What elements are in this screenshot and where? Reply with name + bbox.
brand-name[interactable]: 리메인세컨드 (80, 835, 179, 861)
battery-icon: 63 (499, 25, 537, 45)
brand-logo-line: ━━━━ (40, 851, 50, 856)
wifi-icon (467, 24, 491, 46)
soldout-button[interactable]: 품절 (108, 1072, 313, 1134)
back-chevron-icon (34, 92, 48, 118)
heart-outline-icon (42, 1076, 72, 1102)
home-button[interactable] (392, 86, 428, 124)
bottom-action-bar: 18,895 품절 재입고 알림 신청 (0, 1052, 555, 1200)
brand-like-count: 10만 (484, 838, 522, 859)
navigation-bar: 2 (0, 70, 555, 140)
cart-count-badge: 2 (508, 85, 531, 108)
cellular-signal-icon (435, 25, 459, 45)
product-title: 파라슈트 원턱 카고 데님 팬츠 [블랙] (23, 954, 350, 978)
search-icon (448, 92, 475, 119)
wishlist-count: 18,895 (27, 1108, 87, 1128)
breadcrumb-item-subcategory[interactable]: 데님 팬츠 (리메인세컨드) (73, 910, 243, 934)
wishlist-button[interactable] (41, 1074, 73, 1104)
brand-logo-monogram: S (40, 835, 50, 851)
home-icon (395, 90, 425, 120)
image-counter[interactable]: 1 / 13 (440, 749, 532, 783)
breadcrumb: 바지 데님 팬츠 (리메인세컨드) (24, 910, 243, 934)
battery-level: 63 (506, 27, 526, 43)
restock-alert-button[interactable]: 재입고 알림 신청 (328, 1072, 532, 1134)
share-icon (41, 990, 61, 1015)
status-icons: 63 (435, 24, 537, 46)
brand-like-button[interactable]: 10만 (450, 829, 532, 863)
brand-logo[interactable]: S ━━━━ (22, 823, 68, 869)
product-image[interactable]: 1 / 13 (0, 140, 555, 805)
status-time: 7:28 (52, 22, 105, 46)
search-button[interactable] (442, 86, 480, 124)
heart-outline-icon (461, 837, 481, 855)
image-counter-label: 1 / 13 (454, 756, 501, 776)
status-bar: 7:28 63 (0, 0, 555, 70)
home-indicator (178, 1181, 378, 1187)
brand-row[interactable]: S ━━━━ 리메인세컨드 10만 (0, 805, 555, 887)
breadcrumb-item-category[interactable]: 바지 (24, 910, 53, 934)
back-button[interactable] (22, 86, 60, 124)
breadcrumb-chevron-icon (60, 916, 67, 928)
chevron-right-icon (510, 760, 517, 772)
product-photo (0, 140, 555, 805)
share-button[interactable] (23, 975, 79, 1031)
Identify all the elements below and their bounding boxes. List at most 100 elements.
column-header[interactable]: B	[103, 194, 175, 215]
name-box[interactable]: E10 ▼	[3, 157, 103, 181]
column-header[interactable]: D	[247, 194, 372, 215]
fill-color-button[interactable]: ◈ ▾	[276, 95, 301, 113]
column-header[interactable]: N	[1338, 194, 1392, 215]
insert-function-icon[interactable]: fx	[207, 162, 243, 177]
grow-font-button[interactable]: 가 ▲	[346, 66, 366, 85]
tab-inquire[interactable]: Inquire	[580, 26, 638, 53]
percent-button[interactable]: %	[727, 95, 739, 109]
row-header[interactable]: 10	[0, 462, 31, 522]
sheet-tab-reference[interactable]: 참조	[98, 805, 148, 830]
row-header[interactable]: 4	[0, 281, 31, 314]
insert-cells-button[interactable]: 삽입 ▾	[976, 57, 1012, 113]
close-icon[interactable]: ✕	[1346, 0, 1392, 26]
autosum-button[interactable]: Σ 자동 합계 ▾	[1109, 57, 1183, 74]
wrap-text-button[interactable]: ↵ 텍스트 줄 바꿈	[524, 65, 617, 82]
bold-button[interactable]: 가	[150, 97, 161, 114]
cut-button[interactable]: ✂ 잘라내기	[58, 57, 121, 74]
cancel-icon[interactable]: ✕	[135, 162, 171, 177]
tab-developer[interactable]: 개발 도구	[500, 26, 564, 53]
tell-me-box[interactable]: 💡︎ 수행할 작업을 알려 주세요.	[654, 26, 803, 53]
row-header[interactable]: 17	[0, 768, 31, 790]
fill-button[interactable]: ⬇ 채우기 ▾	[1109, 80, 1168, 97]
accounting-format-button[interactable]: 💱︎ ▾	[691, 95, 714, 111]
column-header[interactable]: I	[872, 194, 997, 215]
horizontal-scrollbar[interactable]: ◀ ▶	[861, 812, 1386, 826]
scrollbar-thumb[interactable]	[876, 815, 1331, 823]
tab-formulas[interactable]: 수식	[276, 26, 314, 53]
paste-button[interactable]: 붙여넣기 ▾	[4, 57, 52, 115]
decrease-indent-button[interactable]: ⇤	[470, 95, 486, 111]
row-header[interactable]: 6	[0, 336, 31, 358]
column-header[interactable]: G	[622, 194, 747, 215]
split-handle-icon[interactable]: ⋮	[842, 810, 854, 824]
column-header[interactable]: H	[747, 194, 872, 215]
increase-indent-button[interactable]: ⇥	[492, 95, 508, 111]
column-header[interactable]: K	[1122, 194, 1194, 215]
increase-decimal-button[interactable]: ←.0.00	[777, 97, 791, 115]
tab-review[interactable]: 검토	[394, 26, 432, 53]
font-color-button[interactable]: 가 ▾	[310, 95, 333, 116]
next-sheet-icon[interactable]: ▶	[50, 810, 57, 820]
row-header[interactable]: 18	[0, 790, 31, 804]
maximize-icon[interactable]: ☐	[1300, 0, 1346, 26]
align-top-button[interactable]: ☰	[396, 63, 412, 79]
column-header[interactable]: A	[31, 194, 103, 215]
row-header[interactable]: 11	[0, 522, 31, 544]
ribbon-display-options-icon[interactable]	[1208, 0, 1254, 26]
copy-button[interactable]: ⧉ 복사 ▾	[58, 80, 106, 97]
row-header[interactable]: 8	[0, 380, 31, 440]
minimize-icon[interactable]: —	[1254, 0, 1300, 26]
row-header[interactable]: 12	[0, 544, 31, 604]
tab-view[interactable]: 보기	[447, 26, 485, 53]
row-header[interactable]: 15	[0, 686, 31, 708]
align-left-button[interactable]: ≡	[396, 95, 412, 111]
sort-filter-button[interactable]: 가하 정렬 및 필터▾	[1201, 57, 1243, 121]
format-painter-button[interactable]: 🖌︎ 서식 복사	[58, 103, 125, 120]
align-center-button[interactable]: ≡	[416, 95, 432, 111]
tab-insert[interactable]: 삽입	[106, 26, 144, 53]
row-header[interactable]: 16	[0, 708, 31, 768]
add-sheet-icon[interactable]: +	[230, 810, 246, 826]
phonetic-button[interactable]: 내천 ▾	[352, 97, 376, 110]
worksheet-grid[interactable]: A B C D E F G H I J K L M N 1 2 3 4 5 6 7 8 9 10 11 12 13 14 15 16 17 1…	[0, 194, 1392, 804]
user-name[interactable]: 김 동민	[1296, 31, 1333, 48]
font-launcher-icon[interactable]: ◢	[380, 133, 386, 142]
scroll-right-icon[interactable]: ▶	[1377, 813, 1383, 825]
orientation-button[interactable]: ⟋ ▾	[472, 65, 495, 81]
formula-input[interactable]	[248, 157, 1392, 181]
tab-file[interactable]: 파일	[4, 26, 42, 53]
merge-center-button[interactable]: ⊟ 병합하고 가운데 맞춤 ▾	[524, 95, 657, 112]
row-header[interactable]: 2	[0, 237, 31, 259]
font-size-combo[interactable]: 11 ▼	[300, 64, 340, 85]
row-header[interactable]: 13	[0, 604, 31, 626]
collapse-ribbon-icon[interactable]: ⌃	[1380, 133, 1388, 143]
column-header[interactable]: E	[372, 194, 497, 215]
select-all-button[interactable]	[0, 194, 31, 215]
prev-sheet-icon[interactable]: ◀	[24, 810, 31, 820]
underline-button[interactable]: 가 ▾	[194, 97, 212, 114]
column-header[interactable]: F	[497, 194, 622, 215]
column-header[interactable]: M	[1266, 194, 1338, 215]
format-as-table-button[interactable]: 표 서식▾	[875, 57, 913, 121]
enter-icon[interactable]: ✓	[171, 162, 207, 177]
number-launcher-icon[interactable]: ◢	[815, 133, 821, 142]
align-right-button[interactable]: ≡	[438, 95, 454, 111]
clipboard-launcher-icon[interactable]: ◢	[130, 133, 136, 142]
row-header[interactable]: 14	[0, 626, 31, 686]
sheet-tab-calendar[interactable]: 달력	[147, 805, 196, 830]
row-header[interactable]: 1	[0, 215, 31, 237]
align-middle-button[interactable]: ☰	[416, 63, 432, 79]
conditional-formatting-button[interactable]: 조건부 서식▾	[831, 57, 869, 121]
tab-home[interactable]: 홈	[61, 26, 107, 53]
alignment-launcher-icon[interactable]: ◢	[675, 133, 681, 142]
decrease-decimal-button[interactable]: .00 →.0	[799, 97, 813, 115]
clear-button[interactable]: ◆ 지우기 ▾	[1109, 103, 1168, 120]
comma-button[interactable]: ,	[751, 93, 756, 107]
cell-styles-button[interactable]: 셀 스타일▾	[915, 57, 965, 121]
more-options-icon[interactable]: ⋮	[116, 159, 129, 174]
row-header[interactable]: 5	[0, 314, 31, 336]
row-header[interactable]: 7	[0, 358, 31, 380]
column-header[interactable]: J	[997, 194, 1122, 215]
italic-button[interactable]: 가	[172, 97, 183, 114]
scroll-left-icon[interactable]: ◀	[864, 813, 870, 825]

········

### Given instruction:
Return every line above, from the very first one down to and including the line that contains "breadcrumb-item-category[interactable]: 바지 (24, 910, 53, 934)", reproducing each verbatim.

### Answer to the problem:
What elements are in this screenshot and where? Reply with name + bbox.
brand-name[interactable]: 리메인세컨드 (80, 835, 179, 861)
battery-icon: 63 (499, 25, 537, 45)
brand-logo-line: ━━━━ (40, 851, 50, 856)
wifi-icon (467, 24, 491, 46)
soldout-button[interactable]: 품절 (108, 1072, 313, 1134)
back-chevron-icon (34, 92, 48, 118)
heart-outline-icon (42, 1076, 72, 1102)
home-button[interactable] (392, 86, 428, 124)
bottom-action-bar: 18,895 품절 재입고 알림 신청 (0, 1052, 555, 1200)
brand-like-count: 10만 (484, 838, 522, 859)
navigation-bar: 2 (0, 70, 555, 140)
cart-count-badge: 2 (508, 85, 531, 108)
cellular-signal-icon (435, 25, 459, 45)
product-title: 파라슈트 원턱 카고 데님 팬츠 [블랙] (23, 954, 350, 978)
search-icon (448, 92, 475, 119)
wishlist-count: 18,895 (27, 1108, 87, 1128)
breadcrumb-item-subcategory[interactable]: 데님 팬츠 (리메인세컨드) (73, 910, 243, 934)
wishlist-button[interactable] (41, 1074, 73, 1104)
brand-logo-monogram: S (40, 835, 50, 851)
home-icon (395, 90, 425, 120)
image-counter[interactable]: 1 / 13 (440, 749, 532, 783)
breadcrumb: 바지 데님 팬츠 (리메인세컨드) (24, 910, 243, 934)
battery-level: 63 (506, 27, 526, 43)
restock-alert-button[interactable]: 재입고 알림 신청 (328, 1072, 532, 1134)
share-icon (41, 990, 61, 1015)
status-icons: 63 (435, 24, 537, 46)
brand-like-button[interactable]: 10만 (450, 829, 532, 863)
brand-logo[interactable]: S ━━━━ (22, 823, 68, 869)
product-image[interactable]: 1 / 13 (0, 140, 555, 805)
status-time: 7:28 (52, 22, 105, 46)
search-button[interactable] (442, 86, 480, 124)
heart-outline-icon (461, 837, 481, 855)
image-counter-label: 1 / 13 (454, 756, 501, 776)
status-bar: 7:28 63 (0, 0, 555, 70)
home-indicator (178, 1181, 378, 1187)
brand-row[interactable]: S ━━━━ 리메인세컨드 10만 (0, 805, 555, 887)
breadcrumb-item-category[interactable]: 바지 (24, 910, 53, 934)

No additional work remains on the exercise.